Directive: Tally the lines that include "Papa". Output the number only.

Source data
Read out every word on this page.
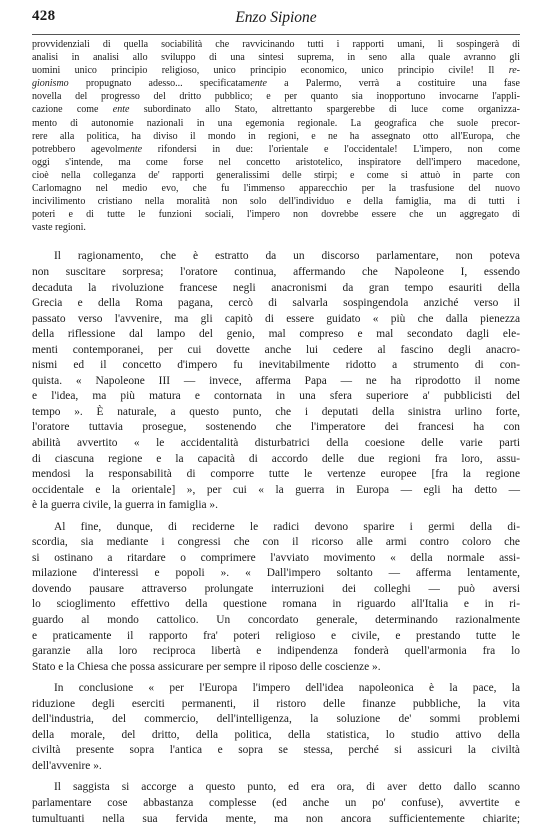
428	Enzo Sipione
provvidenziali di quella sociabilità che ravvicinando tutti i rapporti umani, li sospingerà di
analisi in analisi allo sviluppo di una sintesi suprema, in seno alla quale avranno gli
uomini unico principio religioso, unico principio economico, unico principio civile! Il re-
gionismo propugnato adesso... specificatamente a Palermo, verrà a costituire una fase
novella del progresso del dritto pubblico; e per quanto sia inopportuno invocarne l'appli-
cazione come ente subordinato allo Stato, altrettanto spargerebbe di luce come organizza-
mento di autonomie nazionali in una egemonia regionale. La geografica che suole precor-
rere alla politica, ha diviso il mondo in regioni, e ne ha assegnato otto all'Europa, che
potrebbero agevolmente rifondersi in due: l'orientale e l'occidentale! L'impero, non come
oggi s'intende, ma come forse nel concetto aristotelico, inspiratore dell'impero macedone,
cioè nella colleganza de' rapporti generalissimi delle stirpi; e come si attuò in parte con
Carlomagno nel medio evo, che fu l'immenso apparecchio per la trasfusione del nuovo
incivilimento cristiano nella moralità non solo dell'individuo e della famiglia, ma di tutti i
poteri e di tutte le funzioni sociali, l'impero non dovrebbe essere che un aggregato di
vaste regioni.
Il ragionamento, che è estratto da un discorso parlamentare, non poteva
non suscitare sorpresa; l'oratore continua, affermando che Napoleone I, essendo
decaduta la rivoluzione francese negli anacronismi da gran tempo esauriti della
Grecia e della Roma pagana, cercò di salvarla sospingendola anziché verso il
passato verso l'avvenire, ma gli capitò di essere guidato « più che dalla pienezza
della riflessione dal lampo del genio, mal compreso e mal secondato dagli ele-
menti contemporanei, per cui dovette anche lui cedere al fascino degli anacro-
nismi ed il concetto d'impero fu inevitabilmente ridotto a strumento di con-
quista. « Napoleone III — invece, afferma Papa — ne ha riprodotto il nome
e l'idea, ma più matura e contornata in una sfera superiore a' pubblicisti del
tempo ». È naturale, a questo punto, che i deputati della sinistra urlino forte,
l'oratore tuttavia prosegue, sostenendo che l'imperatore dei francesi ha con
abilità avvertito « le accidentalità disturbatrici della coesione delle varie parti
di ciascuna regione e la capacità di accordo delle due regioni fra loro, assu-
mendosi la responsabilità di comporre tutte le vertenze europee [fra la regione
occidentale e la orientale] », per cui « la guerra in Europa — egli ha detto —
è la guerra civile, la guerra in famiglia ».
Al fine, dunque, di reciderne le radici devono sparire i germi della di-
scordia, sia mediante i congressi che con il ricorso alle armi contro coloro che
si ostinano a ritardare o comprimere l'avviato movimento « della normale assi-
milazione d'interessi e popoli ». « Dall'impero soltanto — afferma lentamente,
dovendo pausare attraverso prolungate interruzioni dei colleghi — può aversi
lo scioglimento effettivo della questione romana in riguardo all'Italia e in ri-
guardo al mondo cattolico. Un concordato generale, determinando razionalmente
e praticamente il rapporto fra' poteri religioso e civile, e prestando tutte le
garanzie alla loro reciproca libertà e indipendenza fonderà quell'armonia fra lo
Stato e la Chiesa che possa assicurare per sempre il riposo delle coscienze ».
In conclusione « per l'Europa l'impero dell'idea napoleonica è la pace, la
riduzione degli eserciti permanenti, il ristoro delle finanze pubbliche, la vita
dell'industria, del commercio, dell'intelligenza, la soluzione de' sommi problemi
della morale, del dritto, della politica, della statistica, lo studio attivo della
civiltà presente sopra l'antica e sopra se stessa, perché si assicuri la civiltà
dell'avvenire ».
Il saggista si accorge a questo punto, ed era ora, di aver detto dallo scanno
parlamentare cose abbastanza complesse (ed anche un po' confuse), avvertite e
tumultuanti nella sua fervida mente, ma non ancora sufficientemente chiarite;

--

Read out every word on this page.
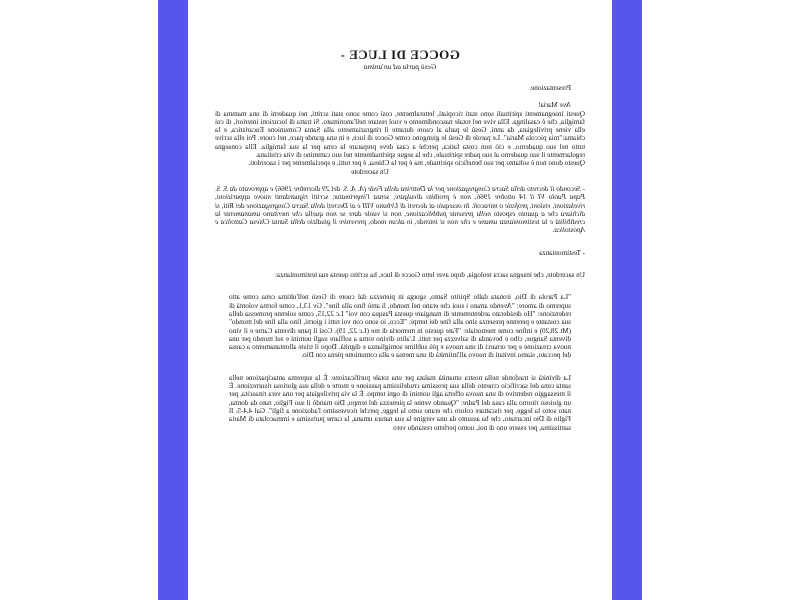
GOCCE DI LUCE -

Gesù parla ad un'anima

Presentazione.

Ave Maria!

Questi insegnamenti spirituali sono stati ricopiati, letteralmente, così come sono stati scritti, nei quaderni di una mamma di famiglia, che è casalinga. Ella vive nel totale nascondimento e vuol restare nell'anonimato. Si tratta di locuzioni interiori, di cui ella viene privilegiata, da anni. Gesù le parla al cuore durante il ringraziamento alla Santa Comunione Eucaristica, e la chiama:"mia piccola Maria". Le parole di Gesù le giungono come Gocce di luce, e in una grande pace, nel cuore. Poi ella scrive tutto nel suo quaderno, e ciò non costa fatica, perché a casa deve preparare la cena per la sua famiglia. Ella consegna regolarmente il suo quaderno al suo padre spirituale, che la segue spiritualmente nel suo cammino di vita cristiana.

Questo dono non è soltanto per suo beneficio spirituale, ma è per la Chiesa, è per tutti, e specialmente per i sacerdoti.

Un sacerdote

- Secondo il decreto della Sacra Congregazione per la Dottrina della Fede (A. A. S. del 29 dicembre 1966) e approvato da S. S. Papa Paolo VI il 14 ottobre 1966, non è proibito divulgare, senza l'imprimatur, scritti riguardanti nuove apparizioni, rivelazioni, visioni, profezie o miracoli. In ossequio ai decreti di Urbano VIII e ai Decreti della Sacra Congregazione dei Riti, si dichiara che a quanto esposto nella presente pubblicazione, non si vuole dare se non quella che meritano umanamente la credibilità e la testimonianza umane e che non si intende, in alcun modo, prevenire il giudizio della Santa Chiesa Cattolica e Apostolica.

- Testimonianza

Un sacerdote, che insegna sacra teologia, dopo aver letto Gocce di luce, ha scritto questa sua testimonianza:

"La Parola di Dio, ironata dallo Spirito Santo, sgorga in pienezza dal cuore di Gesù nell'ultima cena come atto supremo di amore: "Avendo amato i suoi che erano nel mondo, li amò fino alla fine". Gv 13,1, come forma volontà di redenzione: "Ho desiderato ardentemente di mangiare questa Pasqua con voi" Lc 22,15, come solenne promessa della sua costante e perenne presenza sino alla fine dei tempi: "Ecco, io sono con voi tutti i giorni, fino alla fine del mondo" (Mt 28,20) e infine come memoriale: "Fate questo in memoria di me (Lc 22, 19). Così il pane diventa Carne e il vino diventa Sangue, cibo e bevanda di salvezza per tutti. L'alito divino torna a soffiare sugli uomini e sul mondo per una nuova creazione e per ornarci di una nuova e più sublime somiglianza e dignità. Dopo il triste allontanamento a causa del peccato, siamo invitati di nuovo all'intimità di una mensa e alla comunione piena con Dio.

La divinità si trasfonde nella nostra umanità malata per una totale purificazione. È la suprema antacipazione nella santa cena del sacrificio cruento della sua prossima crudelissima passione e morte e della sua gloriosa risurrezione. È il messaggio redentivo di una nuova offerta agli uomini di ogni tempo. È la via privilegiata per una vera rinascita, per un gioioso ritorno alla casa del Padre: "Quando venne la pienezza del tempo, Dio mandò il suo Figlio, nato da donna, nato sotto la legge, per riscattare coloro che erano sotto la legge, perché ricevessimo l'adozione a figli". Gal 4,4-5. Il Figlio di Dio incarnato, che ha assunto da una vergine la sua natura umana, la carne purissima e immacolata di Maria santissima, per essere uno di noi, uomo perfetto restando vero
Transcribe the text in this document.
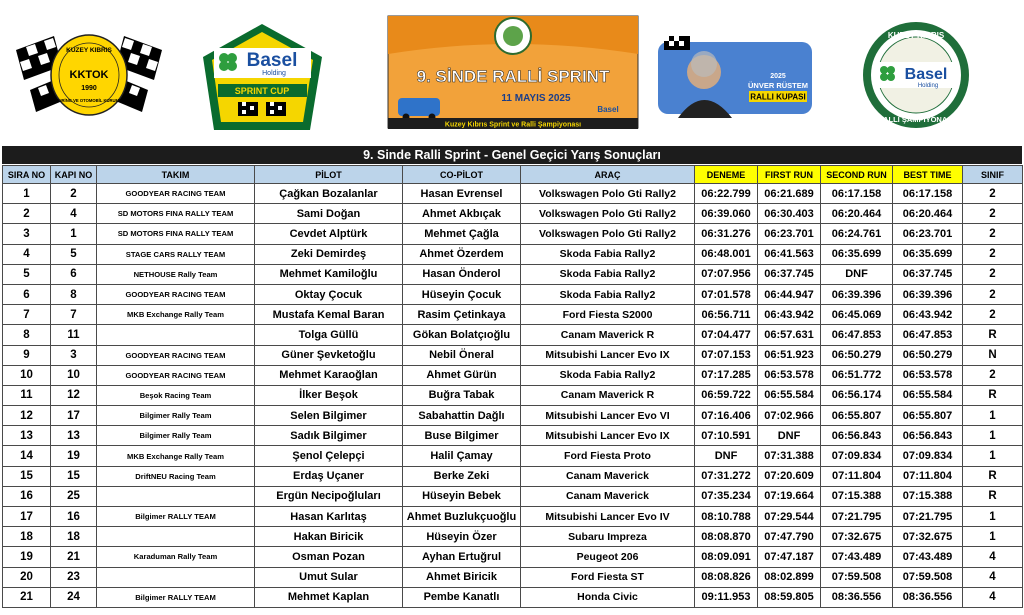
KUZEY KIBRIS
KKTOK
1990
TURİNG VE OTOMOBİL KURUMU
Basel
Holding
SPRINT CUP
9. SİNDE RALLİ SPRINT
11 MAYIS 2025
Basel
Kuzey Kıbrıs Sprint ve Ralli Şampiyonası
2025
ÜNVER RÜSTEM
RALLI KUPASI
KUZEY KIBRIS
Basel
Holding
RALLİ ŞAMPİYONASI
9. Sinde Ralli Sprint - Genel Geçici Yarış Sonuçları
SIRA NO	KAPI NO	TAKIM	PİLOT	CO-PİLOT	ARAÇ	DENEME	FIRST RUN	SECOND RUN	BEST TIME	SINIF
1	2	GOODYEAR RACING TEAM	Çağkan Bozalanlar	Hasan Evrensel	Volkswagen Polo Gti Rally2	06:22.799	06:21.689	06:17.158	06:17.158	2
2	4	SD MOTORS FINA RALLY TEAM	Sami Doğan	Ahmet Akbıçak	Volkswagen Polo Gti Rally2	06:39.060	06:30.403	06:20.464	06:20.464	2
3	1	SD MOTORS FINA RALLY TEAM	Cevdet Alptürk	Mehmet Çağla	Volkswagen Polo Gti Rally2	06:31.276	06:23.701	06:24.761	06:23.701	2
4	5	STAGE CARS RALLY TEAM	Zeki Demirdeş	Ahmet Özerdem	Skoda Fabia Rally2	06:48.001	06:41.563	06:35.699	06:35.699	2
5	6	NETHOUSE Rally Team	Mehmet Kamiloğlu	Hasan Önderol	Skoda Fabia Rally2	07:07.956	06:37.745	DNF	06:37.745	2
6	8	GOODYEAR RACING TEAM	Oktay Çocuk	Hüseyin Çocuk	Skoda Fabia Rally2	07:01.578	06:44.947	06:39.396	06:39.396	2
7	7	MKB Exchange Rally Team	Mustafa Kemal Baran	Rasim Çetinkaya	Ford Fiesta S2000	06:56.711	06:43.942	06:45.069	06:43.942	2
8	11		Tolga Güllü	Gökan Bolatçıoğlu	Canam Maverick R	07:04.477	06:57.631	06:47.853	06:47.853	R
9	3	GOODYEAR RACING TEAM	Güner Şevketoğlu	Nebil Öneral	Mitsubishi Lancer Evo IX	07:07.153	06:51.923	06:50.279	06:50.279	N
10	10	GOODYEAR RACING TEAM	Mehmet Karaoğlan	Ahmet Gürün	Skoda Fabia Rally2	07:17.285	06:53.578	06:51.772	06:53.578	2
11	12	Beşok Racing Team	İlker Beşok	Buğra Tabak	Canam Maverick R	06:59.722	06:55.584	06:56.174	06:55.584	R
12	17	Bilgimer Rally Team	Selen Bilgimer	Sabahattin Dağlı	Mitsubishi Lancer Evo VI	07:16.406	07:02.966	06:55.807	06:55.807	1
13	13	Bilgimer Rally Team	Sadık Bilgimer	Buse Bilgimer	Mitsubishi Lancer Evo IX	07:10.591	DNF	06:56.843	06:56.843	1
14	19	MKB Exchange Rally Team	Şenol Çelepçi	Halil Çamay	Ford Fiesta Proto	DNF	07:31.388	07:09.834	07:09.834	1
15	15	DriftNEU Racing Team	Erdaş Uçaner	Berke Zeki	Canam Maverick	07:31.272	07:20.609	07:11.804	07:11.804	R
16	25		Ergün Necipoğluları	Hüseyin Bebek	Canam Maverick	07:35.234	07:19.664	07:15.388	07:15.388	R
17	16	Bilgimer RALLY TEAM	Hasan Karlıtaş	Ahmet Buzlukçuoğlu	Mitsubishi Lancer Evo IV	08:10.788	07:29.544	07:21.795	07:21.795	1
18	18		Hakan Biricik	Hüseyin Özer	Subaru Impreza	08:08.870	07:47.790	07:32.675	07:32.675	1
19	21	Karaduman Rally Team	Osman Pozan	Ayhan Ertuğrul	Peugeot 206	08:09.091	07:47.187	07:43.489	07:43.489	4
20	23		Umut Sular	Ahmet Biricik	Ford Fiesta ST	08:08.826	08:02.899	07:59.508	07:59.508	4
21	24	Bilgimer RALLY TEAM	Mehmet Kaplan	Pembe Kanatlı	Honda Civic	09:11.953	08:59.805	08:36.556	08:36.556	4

Exercise answer: 2